Inclusion of Employee Voices in Board Level Decisions

Resolution Text

RESOLVED: Shareholders of Starbucks Corporation ("Starbucks") urge the Board of Directors to prepare a report to shareholders describing opportunities for Starbucks to encourage inclusion of non-management employee voices in Board level decisions and how the Board intends to implement those opportunities.

SUPPORTING STATEMENT: Employee engagement and trust1 are crucial to success. Starbucks experiences widely publicized incidents of employee dissent and dissatisfaction. Reputational damage, loss of key employees, and loss of good ideas are potential outcomes of inadequate employee voice, posing risks to shareholder value. Starbucks has no employee stock ownership plan to grow wealth and engagement2 and Starbucks’ CEO to median employee pay ratio is 1211:1.

Worker Voice and the New Corporate Boardroom3 found:

“Currently, workers have no formal role in American corporate governance. Worker insights rarely inform board-level decisions and the result is wasted potential that if captured, could benefit companies, workers, and society as a whole.”

Companies with worker representatives on the board have a 16-21% increase in labor productivity, lower outsourcing, and 40-50% larger capital stock invested in fixed assets, such as machines or factories.

* _DATASET ENTRIES_

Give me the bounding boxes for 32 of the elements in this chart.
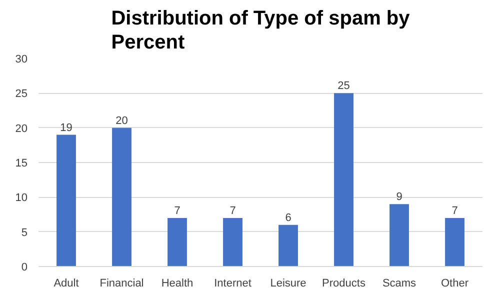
data-label: 20 [116,114,128,127]
x-tick-label: Products [322,278,366,290]
x-tick-label: Health [161,278,194,290]
bar [390,204,409,266]
data-label: 6 [285,212,292,224]
x-tick-label: Other [440,278,469,290]
x-tick-label: Scams [382,278,417,290]
x-tick-label: Financial [100,278,144,290]
bar [168,218,187,266]
bar [445,218,464,266]
data-label: 25 [338,80,350,92]
data-label: 7 [230,204,236,217]
bar [278,224,298,266]
bar [334,93,354,266]
data-label: 19 [60,122,72,134]
x-tick-label: Adult [54,278,79,290]
chart-title: Distribution of Type of spam by Percent [111,7,411,54]
y-tick-label: 30 [15,54,28,66]
bar [56,134,76,266]
y-tick-label: 15 [15,158,28,170]
y-tick-label: 20 [15,122,28,135]
x-tick-label: Internet [214,278,252,290]
data-label: 9 [396,191,402,204]
y-tick-label: 10 [15,192,28,204]
bar [112,128,132,266]
x-tick-label: Leisure [270,278,306,290]
bar [223,218,242,266]
y-tick-label: 25 [15,88,28,100]
y-tick-label: 0 [21,262,28,274]
data-label: 7 [452,204,458,217]
y-tick-label: 5 [21,226,28,239]
data-label: 7 [174,204,180,217]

* _EXERCISE PROMPT_
Reproduce verbatim the passage of the shareholder resolution above from "Inclusion of Employee" to "implement those opportunities.".

* _RESULT_
Inclusion of Employee Voices in Board Level Decisions

Resolution Text

RESOLVED: Shareholders of Starbucks Corporation ("Starbucks") urge the Board of Directors to prepare a report to shareholders describing opportunities for Starbucks to encourage inclusion of non-management employee voices in Board level decisions and how the Board intends to implement those opportunities.